Check every line of the material below for the string "this", and return the ones that have it.
#### Given entries ####
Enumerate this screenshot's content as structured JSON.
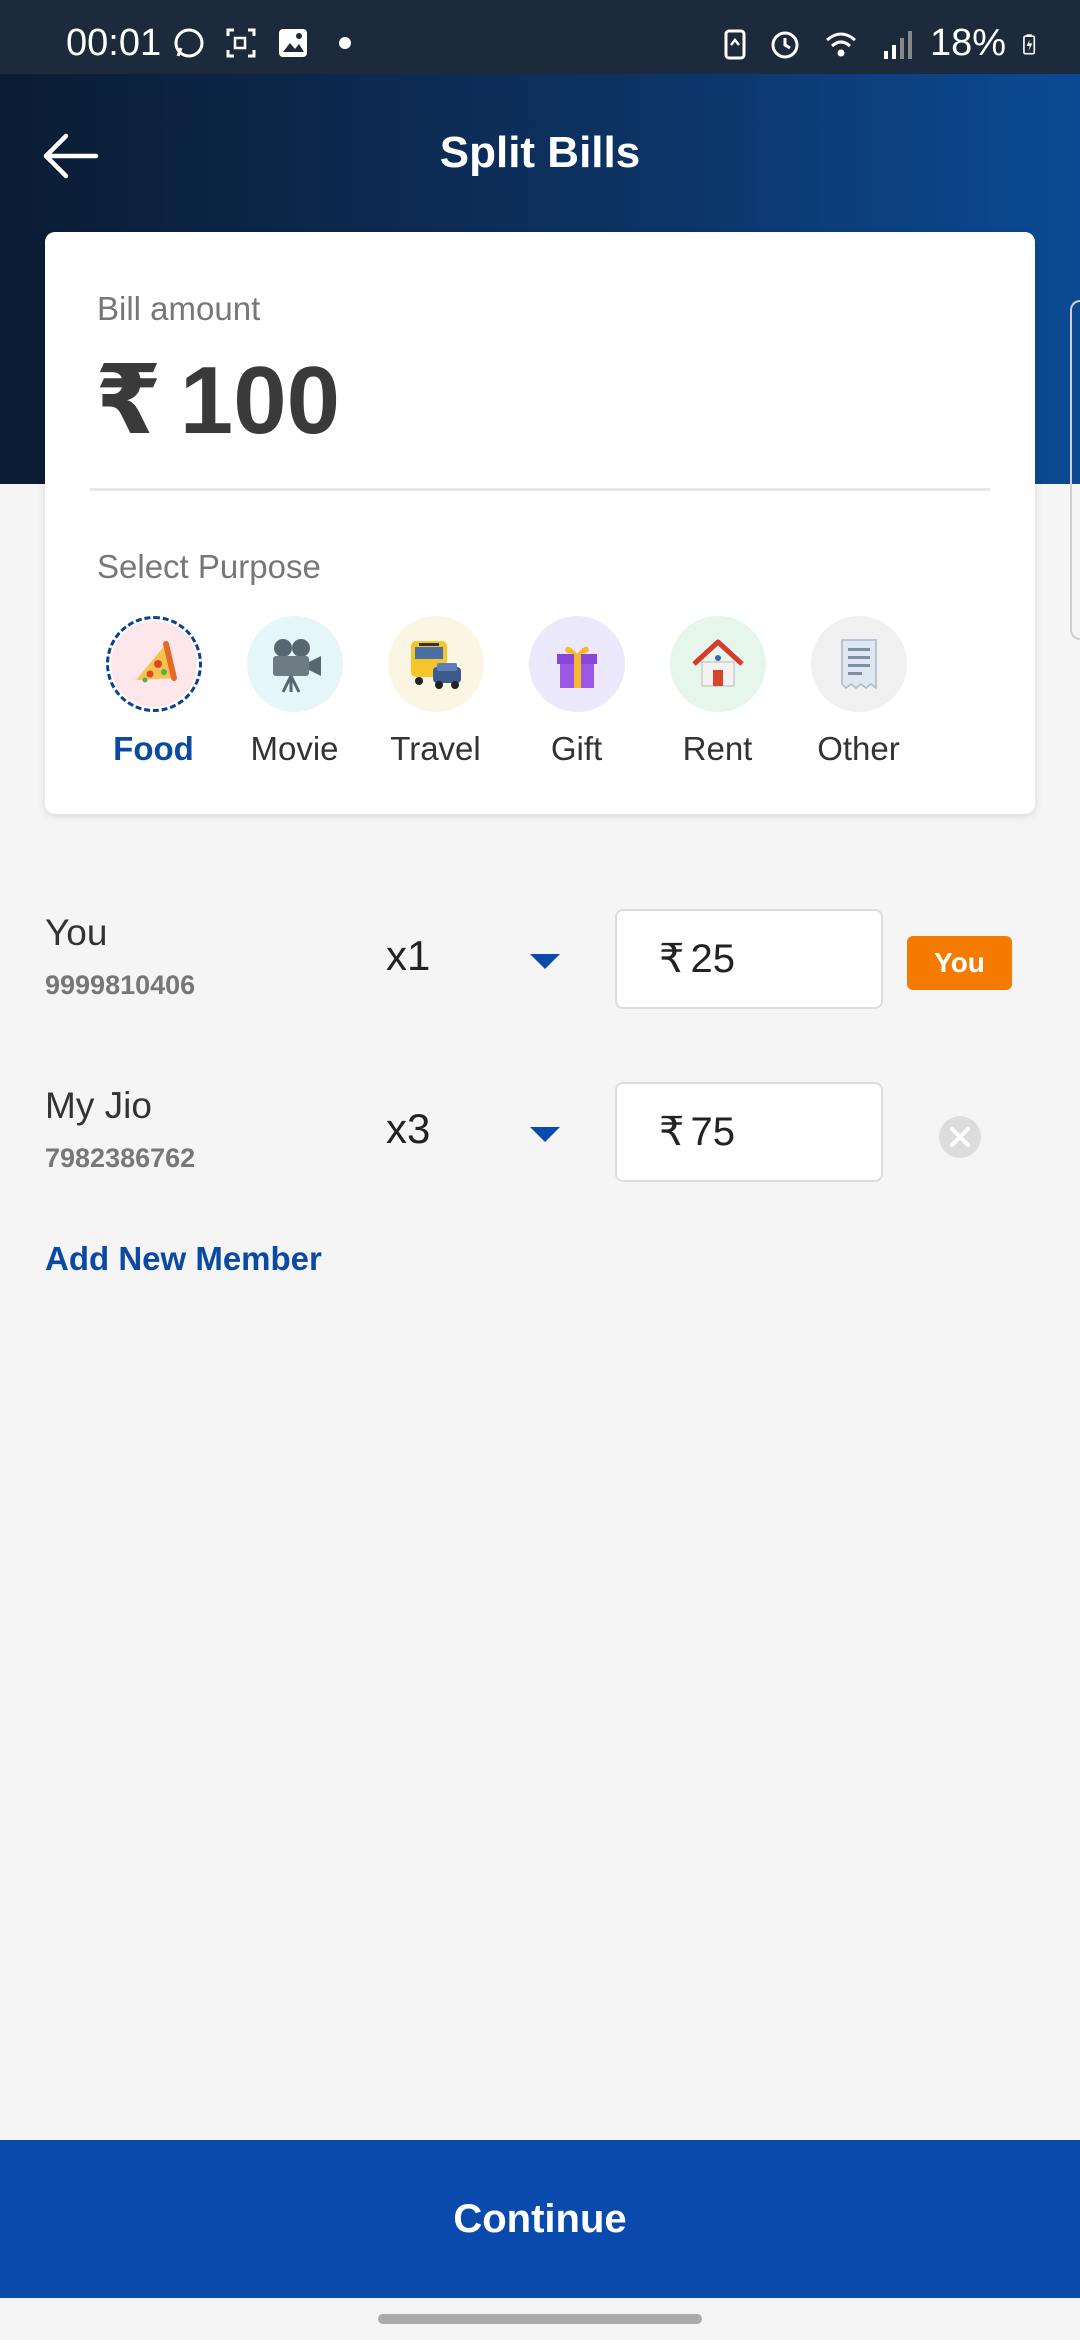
{
  "status_bar": {
    "time": "00:01",
    "battery": "18%",
    "left_icons": [
      "whatsapp-icon",
      "screen-record-icon",
      "gallery-icon",
      "dot-icon"
    ],
    "right_icons": [
      "battery-saver-icon",
      "alarm-icon",
      "wifi-icon",
      "signal-icon",
      "battery-icon"
    ]
  },
  "header": {
    "title": "Split Bills",
    "back_icon": "back-arrow-icon"
  },
  "bill": {
    "label": "Bill amount",
    "currency": "₹",
    "amount": "100"
  },
  "purpose": {
    "label": "Select Purpose",
    "items": [
      {
        "label": "Food",
        "icon": "pizza-icon",
        "bg": "#fde7ea",
        "selected": true
      },
      {
        "label": "Movie",
        "icon": "movie-camera-icon",
        "bg": "#e4f6f8",
        "selected": false
      },
      {
        "label": "Travel",
        "icon": "bus-icon",
        "bg": "#fbf6e4",
        "selected": false
      },
      {
        "label": "Gift",
        "icon": "gift-icon",
        "bg": "#ebe9fb",
        "selected": false
      },
      {
        "label": "Rent",
        "icon": "house-icon",
        "bg": "#e7f6ea",
        "selected": false
      },
      {
        "label": "Other",
        "icon": "receipt-icon",
        "bg": "#f0f0f0",
        "selected": false
      }
    ]
  },
  "members": [
    {
      "name": "You",
      "phone": "9999810406",
      "multiplier": "x1",
      "currency": "₹",
      "amount": "25",
      "badge": "You"
    },
    {
      "name": "My Jio",
      "phone": "7982386762",
      "multiplier": "x3",
      "currency": "₹",
      "amount": "75"
    }
  ],
  "add_member_label": "Add New Member",
  "continue_label": "Continue",
  "colors": {
    "primary": "#0b4aad",
    "badge": "#f47b00",
    "selected_text": "#0b4aa2"
  }
}
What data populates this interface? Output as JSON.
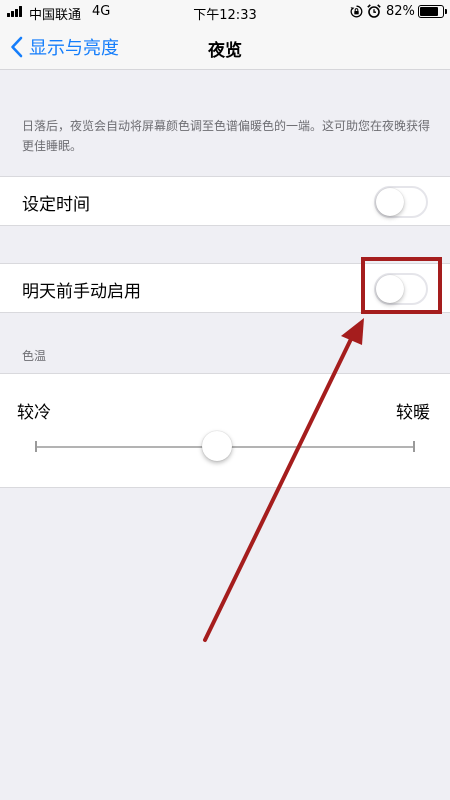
####
- Finished exercise -
Enumerate this screenshot's content as structured JSON.
What data populates this interface? Output as JSON.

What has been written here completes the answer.